**What is expected**.
Copy every line in the records below that contains the word "name".

[Data extracted from a collection]
☆ ☆ ☆ ☆ ☆ ☆ ☆

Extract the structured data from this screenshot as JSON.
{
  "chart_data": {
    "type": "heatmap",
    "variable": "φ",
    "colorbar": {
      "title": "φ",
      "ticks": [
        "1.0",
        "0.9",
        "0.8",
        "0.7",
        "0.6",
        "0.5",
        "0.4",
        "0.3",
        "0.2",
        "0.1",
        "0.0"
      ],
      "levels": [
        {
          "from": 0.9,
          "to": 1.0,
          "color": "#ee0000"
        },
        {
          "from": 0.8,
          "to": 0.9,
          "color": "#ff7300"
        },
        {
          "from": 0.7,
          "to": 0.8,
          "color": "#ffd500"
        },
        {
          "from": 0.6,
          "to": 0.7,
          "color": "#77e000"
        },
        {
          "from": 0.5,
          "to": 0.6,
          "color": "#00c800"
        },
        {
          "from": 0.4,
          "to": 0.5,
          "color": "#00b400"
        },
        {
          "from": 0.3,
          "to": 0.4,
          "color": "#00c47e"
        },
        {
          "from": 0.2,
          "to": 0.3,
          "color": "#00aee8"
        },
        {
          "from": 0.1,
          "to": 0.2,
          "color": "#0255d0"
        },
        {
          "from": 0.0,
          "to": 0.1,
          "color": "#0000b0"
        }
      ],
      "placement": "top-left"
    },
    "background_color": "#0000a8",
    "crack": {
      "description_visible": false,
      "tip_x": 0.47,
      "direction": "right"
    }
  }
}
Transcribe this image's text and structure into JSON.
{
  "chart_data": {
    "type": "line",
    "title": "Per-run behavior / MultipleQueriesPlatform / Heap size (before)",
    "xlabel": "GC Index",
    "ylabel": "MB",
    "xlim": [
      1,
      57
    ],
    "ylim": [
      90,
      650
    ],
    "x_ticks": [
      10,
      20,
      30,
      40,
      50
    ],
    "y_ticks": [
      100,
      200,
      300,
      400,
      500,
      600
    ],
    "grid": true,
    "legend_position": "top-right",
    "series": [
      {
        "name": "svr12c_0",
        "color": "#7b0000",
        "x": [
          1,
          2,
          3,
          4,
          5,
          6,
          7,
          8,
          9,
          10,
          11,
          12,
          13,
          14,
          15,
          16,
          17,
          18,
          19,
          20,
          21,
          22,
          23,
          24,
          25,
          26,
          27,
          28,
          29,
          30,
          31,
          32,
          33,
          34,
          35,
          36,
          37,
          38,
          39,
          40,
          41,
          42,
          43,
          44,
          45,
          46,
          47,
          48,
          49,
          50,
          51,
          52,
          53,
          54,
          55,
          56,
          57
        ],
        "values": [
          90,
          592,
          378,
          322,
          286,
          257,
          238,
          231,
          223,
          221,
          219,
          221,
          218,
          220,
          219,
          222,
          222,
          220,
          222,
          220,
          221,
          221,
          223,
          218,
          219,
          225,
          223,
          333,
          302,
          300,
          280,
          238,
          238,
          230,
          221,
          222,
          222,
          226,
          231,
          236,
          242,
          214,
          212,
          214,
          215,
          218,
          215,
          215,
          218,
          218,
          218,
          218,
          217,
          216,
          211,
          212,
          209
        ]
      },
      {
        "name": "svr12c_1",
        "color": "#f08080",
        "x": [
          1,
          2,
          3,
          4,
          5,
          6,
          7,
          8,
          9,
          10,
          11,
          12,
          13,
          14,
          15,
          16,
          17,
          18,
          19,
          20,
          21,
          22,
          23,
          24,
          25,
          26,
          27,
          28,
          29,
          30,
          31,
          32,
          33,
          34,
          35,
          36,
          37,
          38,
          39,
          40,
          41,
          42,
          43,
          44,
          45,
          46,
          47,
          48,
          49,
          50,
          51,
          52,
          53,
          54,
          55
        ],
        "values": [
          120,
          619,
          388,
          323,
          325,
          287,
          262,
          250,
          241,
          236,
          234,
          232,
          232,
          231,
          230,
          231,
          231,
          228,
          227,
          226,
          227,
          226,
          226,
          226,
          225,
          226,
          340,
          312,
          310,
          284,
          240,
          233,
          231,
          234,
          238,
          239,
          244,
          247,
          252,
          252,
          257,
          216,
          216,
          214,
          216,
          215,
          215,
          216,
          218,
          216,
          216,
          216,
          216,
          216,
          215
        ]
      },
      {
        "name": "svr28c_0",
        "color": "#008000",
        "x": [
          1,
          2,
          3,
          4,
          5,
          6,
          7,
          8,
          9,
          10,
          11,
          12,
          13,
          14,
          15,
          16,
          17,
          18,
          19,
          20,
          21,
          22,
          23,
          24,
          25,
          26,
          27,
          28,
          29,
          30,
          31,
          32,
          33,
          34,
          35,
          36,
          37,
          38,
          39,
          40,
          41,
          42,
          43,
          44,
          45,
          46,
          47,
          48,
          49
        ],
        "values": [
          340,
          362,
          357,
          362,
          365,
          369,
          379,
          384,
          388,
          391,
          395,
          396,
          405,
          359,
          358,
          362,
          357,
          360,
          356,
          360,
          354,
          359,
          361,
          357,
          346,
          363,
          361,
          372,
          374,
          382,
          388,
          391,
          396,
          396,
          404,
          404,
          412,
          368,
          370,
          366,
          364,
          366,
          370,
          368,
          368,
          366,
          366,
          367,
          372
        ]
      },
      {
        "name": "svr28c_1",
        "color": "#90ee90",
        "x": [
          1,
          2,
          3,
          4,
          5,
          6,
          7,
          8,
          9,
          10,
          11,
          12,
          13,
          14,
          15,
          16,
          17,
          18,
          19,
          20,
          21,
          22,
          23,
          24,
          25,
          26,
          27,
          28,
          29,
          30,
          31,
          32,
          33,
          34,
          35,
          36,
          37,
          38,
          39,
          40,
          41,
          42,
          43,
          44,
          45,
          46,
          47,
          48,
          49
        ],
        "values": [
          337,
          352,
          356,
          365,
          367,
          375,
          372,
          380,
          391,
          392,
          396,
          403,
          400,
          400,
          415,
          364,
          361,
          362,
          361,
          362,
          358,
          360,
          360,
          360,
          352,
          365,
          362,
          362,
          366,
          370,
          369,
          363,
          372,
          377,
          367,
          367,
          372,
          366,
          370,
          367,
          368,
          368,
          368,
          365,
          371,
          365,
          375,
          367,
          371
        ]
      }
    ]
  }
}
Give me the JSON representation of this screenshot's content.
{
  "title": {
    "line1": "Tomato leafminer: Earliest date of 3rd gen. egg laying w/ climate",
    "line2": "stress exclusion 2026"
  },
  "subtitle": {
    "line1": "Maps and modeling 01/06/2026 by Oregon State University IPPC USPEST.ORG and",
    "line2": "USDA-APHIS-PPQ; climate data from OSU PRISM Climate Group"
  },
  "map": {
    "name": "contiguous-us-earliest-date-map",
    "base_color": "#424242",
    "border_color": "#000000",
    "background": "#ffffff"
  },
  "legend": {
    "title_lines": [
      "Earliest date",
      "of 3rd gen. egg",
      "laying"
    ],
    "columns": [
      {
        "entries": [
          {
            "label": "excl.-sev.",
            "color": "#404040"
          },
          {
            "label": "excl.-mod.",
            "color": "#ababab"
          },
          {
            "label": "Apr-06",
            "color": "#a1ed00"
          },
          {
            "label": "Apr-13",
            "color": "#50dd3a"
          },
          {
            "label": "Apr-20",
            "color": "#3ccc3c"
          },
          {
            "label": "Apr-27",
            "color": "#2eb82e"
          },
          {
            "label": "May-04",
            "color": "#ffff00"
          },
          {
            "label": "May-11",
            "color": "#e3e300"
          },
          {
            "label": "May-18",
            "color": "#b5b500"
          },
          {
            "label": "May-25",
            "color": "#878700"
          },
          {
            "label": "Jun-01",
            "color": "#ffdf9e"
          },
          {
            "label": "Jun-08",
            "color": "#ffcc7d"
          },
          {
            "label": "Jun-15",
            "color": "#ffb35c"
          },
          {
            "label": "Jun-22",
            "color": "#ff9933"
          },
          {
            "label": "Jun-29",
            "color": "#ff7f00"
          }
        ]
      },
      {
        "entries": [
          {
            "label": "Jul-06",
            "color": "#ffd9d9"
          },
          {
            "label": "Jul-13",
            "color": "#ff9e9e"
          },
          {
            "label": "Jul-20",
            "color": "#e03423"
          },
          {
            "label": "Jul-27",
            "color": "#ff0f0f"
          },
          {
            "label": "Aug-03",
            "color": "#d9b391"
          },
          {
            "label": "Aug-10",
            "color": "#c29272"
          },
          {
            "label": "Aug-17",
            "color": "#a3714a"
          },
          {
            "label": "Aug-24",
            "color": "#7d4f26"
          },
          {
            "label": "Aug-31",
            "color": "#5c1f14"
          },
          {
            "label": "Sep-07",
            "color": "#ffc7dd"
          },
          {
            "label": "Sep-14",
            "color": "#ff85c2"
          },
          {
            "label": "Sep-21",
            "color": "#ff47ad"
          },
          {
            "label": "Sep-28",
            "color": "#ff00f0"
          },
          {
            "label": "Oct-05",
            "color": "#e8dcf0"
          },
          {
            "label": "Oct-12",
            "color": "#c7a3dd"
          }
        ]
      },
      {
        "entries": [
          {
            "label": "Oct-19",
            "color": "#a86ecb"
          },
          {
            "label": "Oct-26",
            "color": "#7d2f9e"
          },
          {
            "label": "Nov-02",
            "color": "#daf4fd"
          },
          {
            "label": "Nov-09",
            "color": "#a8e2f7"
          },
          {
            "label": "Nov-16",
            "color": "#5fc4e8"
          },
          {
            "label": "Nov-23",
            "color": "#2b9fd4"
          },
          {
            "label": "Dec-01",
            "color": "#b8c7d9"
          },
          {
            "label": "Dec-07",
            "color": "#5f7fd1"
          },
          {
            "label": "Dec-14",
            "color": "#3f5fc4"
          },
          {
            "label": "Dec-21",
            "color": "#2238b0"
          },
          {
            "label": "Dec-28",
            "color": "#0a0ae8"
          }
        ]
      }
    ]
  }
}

☆ ☆ ☆ ☆ ☆ ☆ ☆

**Exercise output**.
        "name": "svr12c_0",
        "name": "svr12c_1",
        "name": "svr28c_0",
        "name": "svr28c_1",
    "name": "contiguous-us-earliest-date-map",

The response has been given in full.